Directions for this task:
Every line from the one with "Give me the" to the one with "Extract the structured", including those two, is to be copied exactly; all other lines of the entries below are left out.

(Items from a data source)

____________________

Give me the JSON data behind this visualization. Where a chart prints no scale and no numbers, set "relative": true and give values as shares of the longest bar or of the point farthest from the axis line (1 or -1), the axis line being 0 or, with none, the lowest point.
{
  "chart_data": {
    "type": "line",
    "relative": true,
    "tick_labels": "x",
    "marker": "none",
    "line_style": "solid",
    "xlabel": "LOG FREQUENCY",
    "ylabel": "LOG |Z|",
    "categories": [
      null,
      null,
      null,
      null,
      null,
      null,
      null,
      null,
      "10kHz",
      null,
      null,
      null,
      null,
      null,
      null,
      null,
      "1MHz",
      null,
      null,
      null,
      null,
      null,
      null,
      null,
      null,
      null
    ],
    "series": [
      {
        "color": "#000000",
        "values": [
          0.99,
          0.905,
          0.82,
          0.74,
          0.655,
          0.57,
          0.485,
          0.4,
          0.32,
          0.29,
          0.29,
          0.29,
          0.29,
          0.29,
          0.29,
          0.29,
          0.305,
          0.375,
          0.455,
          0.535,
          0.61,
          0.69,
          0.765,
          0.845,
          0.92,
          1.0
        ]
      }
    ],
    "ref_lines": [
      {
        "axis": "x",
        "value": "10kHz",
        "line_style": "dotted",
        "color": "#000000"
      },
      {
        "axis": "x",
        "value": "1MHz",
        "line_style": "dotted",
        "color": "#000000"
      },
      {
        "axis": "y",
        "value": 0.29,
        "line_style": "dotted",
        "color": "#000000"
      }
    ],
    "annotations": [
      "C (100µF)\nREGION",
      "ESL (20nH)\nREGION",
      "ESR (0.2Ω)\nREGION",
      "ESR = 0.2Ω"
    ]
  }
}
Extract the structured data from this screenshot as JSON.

____________________

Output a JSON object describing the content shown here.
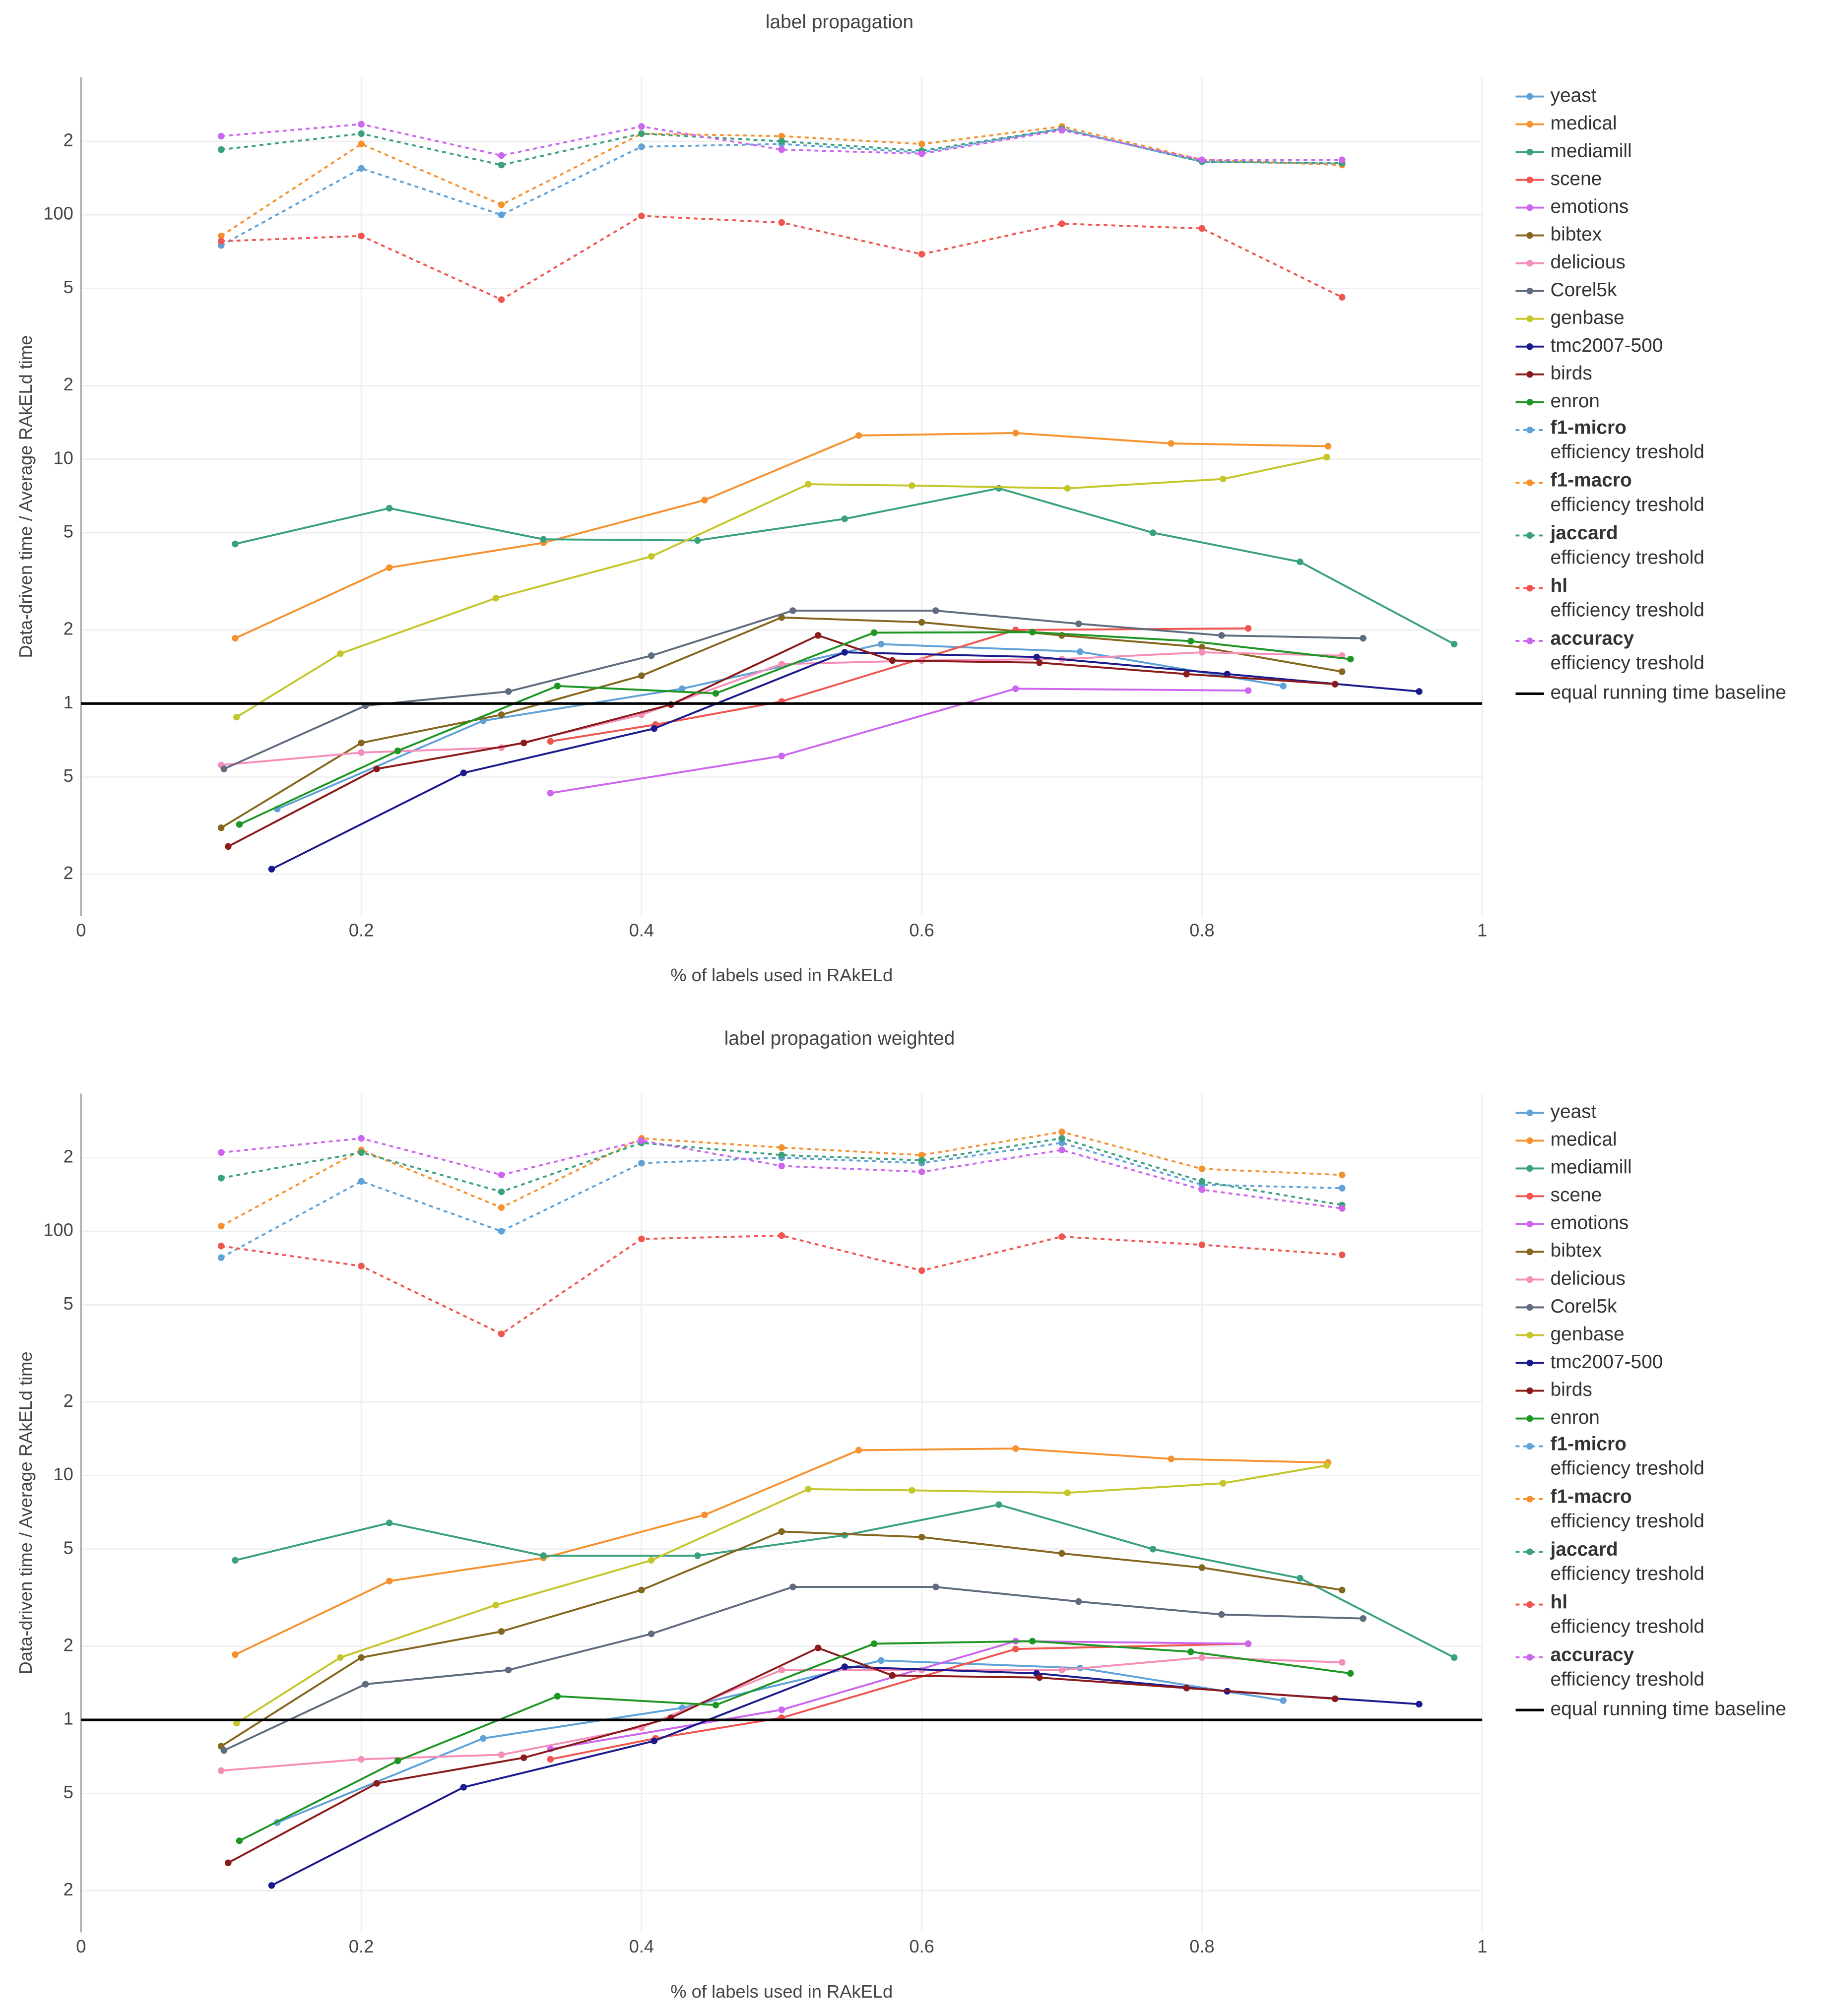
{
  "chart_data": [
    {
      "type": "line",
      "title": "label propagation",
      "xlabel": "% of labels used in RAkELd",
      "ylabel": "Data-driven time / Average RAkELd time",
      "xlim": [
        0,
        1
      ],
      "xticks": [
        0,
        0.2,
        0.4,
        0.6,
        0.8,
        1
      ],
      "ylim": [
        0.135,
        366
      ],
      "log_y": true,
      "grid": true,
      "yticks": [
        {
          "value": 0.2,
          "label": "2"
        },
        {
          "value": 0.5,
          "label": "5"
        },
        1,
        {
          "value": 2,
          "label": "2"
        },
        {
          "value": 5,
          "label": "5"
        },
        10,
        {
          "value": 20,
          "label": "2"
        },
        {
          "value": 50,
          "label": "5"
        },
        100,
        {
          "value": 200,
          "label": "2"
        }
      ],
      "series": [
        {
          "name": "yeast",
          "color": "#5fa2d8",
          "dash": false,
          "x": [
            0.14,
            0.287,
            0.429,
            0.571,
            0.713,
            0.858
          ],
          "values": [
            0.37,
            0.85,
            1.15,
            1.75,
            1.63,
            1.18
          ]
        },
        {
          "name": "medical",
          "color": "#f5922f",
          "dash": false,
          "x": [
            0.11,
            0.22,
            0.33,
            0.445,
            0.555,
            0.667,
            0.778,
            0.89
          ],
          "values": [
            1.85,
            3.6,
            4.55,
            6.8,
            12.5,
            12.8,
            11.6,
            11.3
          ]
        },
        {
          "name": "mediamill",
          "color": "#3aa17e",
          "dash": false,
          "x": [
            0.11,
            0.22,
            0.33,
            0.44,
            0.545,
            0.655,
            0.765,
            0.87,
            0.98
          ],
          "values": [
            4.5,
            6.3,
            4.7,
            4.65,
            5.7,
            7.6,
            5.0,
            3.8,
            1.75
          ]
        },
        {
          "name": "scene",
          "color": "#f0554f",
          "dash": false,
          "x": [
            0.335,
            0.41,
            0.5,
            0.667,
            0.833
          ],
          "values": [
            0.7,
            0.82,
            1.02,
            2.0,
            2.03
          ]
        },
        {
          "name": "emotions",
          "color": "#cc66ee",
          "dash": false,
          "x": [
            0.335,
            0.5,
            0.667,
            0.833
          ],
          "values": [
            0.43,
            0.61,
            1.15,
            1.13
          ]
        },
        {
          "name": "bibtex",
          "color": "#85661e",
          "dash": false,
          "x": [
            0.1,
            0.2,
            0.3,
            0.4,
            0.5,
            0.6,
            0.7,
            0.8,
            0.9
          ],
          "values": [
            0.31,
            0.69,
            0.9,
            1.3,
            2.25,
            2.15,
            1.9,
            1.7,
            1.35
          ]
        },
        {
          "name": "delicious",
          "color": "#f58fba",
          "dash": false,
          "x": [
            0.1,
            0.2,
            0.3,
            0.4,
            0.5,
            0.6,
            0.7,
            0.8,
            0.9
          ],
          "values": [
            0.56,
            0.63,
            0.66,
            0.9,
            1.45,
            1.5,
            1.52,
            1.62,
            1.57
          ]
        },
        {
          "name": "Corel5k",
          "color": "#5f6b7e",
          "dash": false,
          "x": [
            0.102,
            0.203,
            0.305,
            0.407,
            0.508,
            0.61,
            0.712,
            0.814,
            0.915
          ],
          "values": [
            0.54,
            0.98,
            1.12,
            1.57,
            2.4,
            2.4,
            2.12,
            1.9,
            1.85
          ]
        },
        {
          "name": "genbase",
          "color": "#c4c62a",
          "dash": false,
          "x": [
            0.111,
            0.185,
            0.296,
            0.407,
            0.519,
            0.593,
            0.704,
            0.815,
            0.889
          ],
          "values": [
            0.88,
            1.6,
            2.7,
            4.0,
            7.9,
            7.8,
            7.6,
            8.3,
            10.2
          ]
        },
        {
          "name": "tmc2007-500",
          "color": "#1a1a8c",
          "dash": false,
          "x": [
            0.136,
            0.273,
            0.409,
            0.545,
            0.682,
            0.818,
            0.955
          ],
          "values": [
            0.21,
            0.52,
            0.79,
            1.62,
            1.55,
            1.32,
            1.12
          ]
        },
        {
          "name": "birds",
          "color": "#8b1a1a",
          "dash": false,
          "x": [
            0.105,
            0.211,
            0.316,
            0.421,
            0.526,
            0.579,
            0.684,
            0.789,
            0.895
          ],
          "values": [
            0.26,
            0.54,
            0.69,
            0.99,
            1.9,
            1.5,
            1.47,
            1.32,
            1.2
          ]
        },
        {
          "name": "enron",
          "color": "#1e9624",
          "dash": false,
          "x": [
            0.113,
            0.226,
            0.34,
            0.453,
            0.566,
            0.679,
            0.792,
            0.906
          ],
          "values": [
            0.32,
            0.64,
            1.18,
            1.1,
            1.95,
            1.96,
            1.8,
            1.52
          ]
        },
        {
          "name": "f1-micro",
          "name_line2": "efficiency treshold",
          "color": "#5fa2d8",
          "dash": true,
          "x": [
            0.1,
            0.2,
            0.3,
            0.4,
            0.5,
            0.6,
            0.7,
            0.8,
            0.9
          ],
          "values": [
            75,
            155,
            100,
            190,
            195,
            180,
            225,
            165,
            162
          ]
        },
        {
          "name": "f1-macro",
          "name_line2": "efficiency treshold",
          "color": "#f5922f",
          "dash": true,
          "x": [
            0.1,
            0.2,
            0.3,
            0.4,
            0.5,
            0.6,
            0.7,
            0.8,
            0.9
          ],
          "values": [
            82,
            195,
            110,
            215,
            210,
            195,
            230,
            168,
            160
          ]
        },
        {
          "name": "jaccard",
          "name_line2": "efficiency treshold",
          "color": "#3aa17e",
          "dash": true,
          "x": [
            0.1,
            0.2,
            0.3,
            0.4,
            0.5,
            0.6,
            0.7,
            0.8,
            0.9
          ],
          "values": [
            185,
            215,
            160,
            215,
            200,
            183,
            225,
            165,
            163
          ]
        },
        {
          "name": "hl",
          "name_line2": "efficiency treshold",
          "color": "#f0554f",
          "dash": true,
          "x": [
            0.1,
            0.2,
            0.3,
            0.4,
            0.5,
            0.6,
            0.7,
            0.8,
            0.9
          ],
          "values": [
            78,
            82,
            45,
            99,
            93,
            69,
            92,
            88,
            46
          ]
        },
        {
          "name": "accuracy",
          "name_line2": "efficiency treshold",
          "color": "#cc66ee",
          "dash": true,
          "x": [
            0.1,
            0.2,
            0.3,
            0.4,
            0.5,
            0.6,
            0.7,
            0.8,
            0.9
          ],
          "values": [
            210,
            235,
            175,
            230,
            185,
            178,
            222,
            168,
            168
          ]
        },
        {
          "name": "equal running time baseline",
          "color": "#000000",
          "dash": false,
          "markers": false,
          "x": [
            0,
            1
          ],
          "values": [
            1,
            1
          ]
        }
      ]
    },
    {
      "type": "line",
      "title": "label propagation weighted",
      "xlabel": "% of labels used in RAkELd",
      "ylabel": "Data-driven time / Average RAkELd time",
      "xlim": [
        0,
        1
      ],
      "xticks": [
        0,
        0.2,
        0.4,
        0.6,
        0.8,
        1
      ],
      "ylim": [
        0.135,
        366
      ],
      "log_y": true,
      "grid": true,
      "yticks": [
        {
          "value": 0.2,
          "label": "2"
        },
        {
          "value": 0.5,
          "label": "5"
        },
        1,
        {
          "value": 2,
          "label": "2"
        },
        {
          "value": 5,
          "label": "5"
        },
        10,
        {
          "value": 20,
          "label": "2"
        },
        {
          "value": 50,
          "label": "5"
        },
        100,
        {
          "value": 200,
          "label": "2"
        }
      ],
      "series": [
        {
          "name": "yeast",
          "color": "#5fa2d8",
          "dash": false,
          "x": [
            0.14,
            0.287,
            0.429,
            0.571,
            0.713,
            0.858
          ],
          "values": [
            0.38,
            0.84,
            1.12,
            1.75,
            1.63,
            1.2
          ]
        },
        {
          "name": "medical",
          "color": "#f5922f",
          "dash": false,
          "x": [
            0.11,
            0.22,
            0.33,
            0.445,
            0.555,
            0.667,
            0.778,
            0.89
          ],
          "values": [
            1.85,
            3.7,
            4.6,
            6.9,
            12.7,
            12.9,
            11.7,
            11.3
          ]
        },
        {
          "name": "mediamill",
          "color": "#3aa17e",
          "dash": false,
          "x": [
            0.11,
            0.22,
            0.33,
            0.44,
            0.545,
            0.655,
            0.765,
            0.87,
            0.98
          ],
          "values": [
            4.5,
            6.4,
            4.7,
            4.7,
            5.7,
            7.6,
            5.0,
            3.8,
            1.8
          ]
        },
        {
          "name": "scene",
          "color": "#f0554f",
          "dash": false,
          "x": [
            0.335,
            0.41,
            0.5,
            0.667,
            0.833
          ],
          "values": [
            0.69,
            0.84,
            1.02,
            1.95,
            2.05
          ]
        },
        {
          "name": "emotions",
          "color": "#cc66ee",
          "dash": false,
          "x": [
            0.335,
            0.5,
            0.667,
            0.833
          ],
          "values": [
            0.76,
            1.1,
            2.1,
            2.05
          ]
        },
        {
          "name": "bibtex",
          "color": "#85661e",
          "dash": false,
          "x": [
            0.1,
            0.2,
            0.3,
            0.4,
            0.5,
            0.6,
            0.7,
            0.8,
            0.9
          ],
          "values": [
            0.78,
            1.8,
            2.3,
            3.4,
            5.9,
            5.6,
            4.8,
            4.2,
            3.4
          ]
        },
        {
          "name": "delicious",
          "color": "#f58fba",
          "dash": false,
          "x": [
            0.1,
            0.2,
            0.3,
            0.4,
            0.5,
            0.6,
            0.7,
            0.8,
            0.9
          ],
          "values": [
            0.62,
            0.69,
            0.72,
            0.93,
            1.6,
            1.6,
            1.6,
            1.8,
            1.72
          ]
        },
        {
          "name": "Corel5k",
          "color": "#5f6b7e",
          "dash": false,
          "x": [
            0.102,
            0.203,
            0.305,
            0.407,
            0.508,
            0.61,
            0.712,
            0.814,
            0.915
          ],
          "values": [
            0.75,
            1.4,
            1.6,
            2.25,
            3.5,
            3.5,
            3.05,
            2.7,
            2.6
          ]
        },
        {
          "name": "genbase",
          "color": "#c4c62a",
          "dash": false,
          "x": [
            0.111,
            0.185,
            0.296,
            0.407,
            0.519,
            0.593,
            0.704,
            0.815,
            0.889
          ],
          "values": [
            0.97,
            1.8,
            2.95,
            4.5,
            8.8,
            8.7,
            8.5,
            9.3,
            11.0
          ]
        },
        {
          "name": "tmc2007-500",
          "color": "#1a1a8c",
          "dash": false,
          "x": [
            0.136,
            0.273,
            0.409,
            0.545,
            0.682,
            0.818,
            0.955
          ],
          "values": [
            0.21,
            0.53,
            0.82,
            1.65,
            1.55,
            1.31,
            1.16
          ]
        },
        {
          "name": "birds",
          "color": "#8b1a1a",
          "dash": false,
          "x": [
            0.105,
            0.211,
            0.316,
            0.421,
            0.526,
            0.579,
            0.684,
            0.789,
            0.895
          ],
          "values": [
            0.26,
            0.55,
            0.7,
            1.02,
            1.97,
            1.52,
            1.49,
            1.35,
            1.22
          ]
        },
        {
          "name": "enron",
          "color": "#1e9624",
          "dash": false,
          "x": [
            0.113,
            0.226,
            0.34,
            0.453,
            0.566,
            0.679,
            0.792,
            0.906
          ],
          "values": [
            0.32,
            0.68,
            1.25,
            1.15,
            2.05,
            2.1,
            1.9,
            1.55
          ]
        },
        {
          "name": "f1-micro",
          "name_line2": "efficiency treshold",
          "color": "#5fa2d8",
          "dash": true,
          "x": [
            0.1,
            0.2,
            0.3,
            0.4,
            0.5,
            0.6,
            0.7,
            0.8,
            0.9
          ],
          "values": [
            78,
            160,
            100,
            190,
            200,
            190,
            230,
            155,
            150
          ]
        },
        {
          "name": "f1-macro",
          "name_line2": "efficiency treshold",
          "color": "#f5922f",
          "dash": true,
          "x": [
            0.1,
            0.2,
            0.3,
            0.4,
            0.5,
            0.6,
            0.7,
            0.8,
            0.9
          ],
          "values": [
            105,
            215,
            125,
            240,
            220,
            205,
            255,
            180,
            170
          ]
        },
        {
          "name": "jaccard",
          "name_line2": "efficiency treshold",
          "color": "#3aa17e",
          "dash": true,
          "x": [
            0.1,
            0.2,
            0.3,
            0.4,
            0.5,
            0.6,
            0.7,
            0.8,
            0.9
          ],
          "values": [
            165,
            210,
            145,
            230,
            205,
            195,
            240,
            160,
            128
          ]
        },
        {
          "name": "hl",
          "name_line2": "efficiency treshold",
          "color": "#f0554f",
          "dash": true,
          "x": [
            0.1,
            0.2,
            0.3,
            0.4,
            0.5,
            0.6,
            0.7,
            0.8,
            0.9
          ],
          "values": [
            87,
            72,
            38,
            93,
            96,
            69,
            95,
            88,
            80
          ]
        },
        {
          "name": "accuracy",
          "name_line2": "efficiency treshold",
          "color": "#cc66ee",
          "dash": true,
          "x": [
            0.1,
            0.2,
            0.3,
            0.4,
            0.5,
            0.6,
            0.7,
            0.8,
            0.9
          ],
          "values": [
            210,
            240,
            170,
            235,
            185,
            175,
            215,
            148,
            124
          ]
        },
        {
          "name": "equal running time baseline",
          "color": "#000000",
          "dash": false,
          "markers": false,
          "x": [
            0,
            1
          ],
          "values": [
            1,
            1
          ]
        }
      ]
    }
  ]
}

____________________

Answer below:
Give me the JSON data behind this visualization. Where a chart prints no scale and no numbers, set "relative": true and give values as shares of the longest bar or of the point farthest from the axis line (1 or -1), the axis line being 0 or, with none, the lowest point.
{
  "chart_data": {
    "type": "line",
    "relative": true,
    "tick_labels": "x",
    "marker": "none",
    "line_style": "solid",
    "xlabel": "LOG FREQUENCY",
    "ylabel": "LOG |Z|",
    "categories": [
      null,
      null,
      null,
      null,
      null,
      null,
      null,
      null,
      "10kHz",
      null,
      null,
      null,
      null,
      null,
      null,
      null,
      "1MHz",
      null,
      null,
      null,
      null,
      null,
      null,
      null,
      null,
      null
    ],
    "series": [
      {
        "color": "#000000",
        "values": [
          0.99,
          0.905,
          0.82,
          0.74,
          0.655,
          0.57,
          0.485,
          0.4,
          0.32,
          0.29,
          0.29,
          0.29,
          0.29,
          0.29,
          0.29,
          0.29,
          0.305,
          0.375,
          0.455,
          0.535,
          0.61,
          0.69,
          0.765,
          0.845,
          0.92,
          1.0
        ]
      }
    ],
    "ref_lines": [
      {
        "axis": "x",
        "value": "10kHz",
        "line_style": "dotted",
        "color": "#000000"
      },
      {
        "axis": "x",
        "value": "1MHz",
        "line_style": "dotted",
        "color": "#000000"
      },
      {
        "axis": "y",
        "value": 0.29,
        "line_style": "dotted",
        "color": "#000000"
      }
    ],
    "annotations": [
      "C (100µF)\nREGION",
      "ESL (20nH)\nREGION",
      "ESR (0.2Ω)\nREGION",
      "ESR = 0.2Ω"
    ]
  }
}
Extract the structured data from this screenshot as JSON.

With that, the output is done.